■ GIVEN TASK:
Go over the listing below line by line and tally those containing "Bearing". Give only the tally.

■ TASK MATERIAL:

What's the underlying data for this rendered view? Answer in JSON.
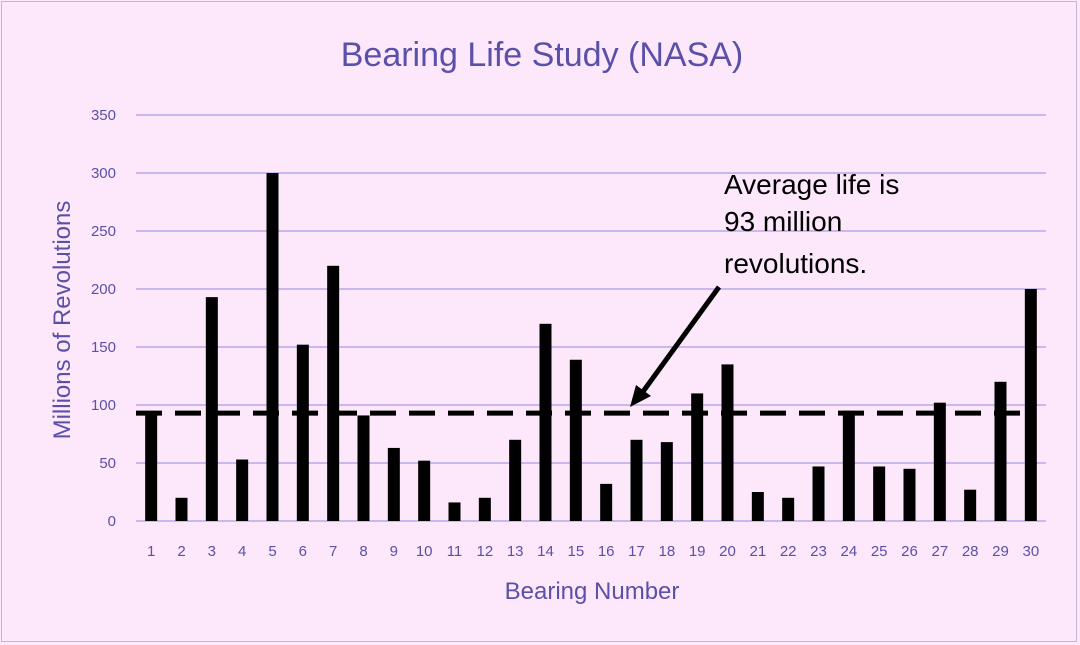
{
  "chart_data": {
    "type": "bar",
    "title": "Bearing Life Study (NASA)",
    "xlabel": "Bearing Number",
    "ylabel": "Millions of Revolutions",
    "ylim": [
      0,
      350
    ],
    "yticks": [
      0,
      50,
      100,
      150,
      200,
      250,
      300,
      350
    ],
    "grid": true,
    "legend": "none",
    "categories": [
      "1",
      "2",
      "3",
      "4",
      "5",
      "6",
      "7",
      "8",
      "9",
      "10",
      "11",
      "12",
      "13",
      "14",
      "15",
      "16",
      "17",
      "18",
      "19",
      "20",
      "21",
      "22",
      "23",
      "24",
      "25",
      "26",
      "27",
      "28",
      "29",
      "30"
    ],
    "values": [
      91,
      20,
      193,
      53,
      300,
      152,
      220,
      91,
      63,
      52,
      16,
      20,
      70,
      170,
      139,
      32,
      70,
      68,
      110,
      135,
      25,
      20,
      47,
      95,
      47,
      45,
      102,
      27,
      120,
      200
    ],
    "reference_line": {
      "value": 93,
      "style": "dashed"
    },
    "annotation": {
      "lines": [
        "Average life is",
        "93 million",
        "revolutions."
      ]
    },
    "colors": {
      "bars": "#000000",
      "grid": "#c9b8ee",
      "text": "#5b50a8",
      "background": "#fde8fb"
    }
  }
}
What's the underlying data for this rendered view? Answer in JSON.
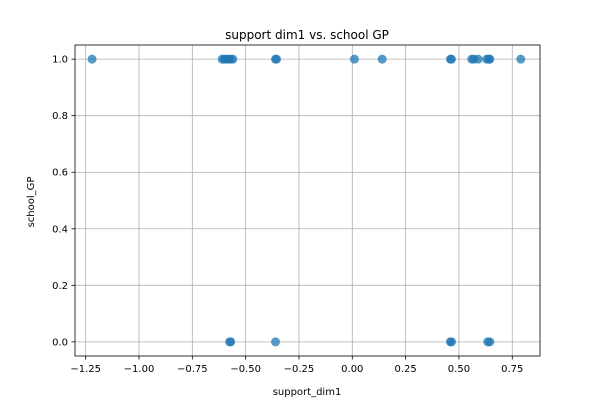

■ ANSWER TO THIS TASK:
2